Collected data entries
=-=-=-=-=

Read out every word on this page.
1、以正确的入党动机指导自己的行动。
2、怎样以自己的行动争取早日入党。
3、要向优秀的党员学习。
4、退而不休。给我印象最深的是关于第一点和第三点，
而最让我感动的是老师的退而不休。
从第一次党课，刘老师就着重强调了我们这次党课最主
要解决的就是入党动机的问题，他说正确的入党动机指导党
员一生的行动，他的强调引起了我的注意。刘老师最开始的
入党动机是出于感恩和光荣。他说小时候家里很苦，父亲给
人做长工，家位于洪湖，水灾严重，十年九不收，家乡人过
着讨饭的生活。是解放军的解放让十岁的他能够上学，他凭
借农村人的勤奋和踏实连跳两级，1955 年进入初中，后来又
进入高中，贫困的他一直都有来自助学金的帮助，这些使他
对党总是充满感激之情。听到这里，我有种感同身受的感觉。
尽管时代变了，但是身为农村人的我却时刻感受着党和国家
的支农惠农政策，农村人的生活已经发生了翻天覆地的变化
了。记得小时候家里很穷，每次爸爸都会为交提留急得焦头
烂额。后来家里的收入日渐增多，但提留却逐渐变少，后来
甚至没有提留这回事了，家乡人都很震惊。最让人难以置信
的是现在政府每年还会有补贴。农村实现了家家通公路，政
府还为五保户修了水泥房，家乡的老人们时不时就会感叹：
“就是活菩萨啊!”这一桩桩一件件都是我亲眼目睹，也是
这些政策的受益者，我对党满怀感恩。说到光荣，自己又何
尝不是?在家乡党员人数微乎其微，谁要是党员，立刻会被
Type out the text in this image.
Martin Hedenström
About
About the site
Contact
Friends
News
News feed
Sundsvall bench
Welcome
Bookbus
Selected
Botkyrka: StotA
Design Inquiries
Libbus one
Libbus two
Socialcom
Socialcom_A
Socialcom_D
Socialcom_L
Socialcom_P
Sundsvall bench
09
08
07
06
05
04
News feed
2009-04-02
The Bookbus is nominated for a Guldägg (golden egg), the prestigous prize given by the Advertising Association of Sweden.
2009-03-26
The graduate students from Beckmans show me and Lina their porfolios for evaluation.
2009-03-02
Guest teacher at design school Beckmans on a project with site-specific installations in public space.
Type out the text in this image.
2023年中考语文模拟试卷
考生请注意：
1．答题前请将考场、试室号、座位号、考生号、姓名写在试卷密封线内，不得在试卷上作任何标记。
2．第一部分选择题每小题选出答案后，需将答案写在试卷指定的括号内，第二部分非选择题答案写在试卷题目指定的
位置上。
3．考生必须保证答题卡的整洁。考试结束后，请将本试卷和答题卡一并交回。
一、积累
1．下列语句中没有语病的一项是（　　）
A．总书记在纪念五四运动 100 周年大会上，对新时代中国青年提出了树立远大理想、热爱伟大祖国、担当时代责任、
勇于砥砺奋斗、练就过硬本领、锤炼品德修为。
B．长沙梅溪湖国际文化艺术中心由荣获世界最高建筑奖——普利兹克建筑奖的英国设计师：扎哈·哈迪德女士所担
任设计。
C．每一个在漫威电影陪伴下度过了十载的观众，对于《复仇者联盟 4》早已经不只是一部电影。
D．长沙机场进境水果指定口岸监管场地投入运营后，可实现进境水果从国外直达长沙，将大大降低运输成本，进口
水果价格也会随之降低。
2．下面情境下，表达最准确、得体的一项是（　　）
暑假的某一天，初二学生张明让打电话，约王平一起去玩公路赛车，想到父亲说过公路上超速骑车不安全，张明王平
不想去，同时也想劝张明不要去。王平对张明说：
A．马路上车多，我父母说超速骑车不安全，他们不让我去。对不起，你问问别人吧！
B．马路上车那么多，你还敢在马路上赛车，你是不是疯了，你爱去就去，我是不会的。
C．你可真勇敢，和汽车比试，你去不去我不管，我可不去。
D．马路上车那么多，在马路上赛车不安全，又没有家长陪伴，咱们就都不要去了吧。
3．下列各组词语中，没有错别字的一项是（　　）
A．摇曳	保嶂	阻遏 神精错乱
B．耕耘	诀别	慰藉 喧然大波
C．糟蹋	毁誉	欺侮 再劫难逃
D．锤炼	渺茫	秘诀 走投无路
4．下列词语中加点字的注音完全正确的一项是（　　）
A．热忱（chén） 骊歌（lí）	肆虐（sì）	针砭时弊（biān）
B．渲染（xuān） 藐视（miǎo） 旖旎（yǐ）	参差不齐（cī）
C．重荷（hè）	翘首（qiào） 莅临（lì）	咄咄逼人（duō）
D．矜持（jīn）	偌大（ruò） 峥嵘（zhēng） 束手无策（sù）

=-=-=-=-=

### [Task details]
Make an exact copy of the data above.

### [Correct result]
Read out every word on this page.
1、以正确的入党动机指导自己的行动。
2、怎样以自己的行动争取早日入党。
3、要向优秀的党员学习。
4、退而不休。给我印象最深的是关于第一点和第三点，
而最让我感动的是老师的退而不休。
从第一次党课，刘老师就着重强调了我们这次党课最主
要解决的就是入党动机的问题，他说正确的入党动机指导党
员一生的行动，他的强调引起了我的注意。刘老师最开始的
入党动机是出于感恩和光荣。他说小时候家里很苦，父亲给
人做长工，家位于洪湖，水灾严重，十年九不收，家乡人过
着讨饭的生活。是解放军的解放让十岁的他能够上学，他凭
借农村人的勤奋和踏实连跳两级，1955 年进入初中，后来又
进入高中，贫困的他一直都有来自助学金的帮助，这些使他
对党总是充满感激之情。听到这里，我有种感同身受的感觉。
尽管时代变了，但是身为农村人的我却时刻感受着党和国家
的支农惠农政策，农村人的生活已经发生了翻天覆地的变化
了。记得小时候家里很穷，每次爸爸都会为交提留急得焦头
烂额。后来家里的收入日渐增多，但提留却逐渐变少，后来
甚至没有提留这回事了，家乡人都很震惊。最让人难以置信
的是现在政府每年还会有补贴。农村实现了家家通公路，政
府还为五保户修了水泥房，家乡的老人们时不时就会感叹：
“就是活菩萨啊!”这一桩桩一件件都是我亲眼目睹，也是
这些政策的受益者，我对党满怀感恩。说到光荣，自己又何
尝不是?在家乡党员人数微乎其微，谁要是党员，立刻会被
Type out the text in this image.
Martin Hedenström
About
About the site
Contact
Friends
News
News feed
Sundsvall bench
Welcome
Bookbus
Selected
Botkyrka: StotA
Design Inquiries
Libbus one
Libbus two
Socialcom
Socialcom_A
Socialcom_D
Socialcom_L
Socialcom_P
Sundsvall bench
09
08
07
06
05
04
News feed
2009-04-02
The Bookbus is nominated for a Guldägg (golden egg), the prestigous prize given by the Advertising Association of Sweden.
2009-03-26
The graduate students from Beckmans show me and Lina their porfolios for evaluation.
2009-03-02
Guest teacher at design school Beckmans on a project with site-specific installations in public space.
Type out the text in this image.
2023年中考语文模拟试卷
考生请注意：
1．答题前请将考场、试室号、座位号、考生号、姓名写在试卷密封线内，不得在试卷上作任何标记。
2．第一部分选择题每小题选出答案后，需将答案写在试卷指定的括号内，第二部分非选择题答案写在试卷题目指定的
位置上。
3．考生必须保证答题卡的整洁。考试结束后，请将本试卷和答题卡一并交回。
一、积累
1．下列语句中没有语病的一项是（　　）
A．总书记在纪念五四运动 100 周年大会上，对新时代中国青年提出了树立远大理想、热爱伟大祖国、担当时代责任、
勇于砥砺奋斗、练就过硬本领、锤炼品德修为。
B．长沙梅溪湖国际文化艺术中心由荣获世界最高建筑奖——普利兹克建筑奖的英国设计师：扎哈·哈迪德女士所担
任设计。
C．每一个在漫威电影陪伴下度过了十载的观众，对于《复仇者联盟 4》早已经不只是一部电影。
D．长沙机场进境水果指定口岸监管场地投入运营后，可实现进境水果从国外直达长沙，将大大降低运输成本，进口
水果价格也会随之降低。
2．下面情境下，表达最准确、得体的一项是（　　）
暑假的某一天，初二学生张明让打电话，约王平一起去玩公路赛车，想到父亲说过公路上超速骑车不安全，张明王平
不想去，同时也想劝张明不要去。王平对张明说：
A．马路上车多，我父母说超速骑车不安全，他们不让我去。对不起，你问问别人吧！
B．马路上车那么多，你还敢在马路上赛车，你是不是疯了，你爱去就去，我是不会的。
C．你可真勇敢，和汽车比试，你去不去我不管，我可不去。
D．马路上车那么多，在马路上赛车不安全，又没有家长陪伴，咱们就都不要去了吧。
3．下列各组词语中，没有错别字的一项是（　　）
A．摇曳	保嶂	阻遏 神精错乱
B．耕耘	诀别	慰藉 喧然大波
C．糟蹋	毁誉	欺侮 再劫难逃
D．锤炼	渺茫	秘诀 走投无路
4．下列词语中加点字的注音完全正确的一项是（　　）
A．热忱（chén） 骊歌（lí）	肆虐（sì）	针砭时弊（biān）
B．渲染（xuān） 藐视（miǎo） 旖旎（yǐ）	参差不齐（cī）
C．重荷（hè）	翘首（qiào） 莅临（lì）	咄咄逼人（duō）
D．矜持（jīn）	偌大（ruò） 峥嵘（zhēng） 束手无策（sù）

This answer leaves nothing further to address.